French TotalEnergies has sold its 12.5% non-operated stake in Nigeria’s Bonga offshore oil field to a Shell subsidiary for $510 million.

The divestment underscores a growing divergence in corporate energy strategies and marks yet another reshuffle in the portfolios of international oil companies operating in Africa.

Disclosed on Thursday, the transaction reflects TotalEnergies’ broader strategy to exit from high-cost, high-emission assets and focus on operations that offer lower technical costs and reduced carbon footprints.

“TotalEnergies continues (…) to focus on assets with low technical costs and low emissions, and to lower its cash breakeven,” said Nicolas Terraz, President of Exploration & Production at TotalEnergies.

Behind the deal

Located off the coast of Nigeria, the Bonga field was the country’s first deepwater development, with a floating vessel capacity of up to 225,000 barrels per day (bpd). Operated by Shell Nigeria Exploration and Production Company (SNEPCo).

Data entries:
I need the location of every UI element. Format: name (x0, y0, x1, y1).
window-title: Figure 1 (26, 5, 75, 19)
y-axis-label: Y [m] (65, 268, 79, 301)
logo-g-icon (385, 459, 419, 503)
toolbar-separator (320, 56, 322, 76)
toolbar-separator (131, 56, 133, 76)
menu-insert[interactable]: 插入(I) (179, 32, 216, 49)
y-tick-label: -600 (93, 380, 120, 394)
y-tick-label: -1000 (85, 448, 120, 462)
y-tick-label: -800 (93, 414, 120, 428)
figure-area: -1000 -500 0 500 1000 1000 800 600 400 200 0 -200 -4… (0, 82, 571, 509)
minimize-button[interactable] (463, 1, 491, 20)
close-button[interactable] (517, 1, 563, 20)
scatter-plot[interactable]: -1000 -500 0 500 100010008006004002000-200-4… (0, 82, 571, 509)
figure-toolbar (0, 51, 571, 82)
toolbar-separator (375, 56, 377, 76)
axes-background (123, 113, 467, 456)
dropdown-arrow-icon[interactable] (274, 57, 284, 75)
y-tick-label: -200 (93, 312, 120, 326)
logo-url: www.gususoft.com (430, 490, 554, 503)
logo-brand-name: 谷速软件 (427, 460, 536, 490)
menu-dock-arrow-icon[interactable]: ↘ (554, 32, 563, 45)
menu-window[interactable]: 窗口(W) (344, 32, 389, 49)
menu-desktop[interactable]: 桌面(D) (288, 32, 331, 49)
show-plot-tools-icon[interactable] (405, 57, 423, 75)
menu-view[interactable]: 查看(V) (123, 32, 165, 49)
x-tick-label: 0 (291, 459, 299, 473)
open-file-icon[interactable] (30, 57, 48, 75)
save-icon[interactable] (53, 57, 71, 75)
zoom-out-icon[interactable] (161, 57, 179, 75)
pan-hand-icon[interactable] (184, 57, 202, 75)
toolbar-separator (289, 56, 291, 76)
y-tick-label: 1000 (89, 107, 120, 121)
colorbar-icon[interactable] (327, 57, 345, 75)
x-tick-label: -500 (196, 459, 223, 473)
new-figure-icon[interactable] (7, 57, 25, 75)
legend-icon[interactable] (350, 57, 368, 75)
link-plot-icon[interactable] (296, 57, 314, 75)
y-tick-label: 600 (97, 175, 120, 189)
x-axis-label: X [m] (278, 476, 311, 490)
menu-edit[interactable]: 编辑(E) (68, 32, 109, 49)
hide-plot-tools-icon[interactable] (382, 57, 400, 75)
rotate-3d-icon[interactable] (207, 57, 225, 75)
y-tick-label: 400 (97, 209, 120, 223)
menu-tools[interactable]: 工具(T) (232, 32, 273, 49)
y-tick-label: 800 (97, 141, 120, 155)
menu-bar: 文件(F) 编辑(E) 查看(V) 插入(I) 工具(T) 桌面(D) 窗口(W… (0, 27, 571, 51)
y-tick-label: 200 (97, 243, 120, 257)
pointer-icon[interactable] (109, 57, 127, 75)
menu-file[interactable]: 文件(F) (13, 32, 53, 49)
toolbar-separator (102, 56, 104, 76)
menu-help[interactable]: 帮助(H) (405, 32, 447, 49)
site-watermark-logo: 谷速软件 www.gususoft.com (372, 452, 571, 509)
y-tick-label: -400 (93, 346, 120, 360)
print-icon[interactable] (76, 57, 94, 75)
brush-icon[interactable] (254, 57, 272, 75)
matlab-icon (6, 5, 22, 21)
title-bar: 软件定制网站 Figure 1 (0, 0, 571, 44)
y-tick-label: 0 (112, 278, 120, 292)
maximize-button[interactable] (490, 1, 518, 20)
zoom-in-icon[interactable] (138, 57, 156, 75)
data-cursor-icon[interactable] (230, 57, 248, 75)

▶ **Things to do**
**a.** Transcribe the passage of the Bonga stake sale article starting with "French TotalEnergies has" and going on through "operating in Africa.".
**b.** In the Bonga stake sale article, what is the floating vessel capacity of the Bonga field?

▶ **Exercise results**
**a.**
French TotalEnergies has sold its 12.5% non-operated stake in Nigeria’s Bonga offshore oil field to a Shell subsidiary for $510 million.

The divestment underscores a growing divergence in corporate energy strategies and marks yet another reshuffle in the portfolios of international oil companies operating in Africa.

**b.** Up to 225,000 barrels per day (bpd).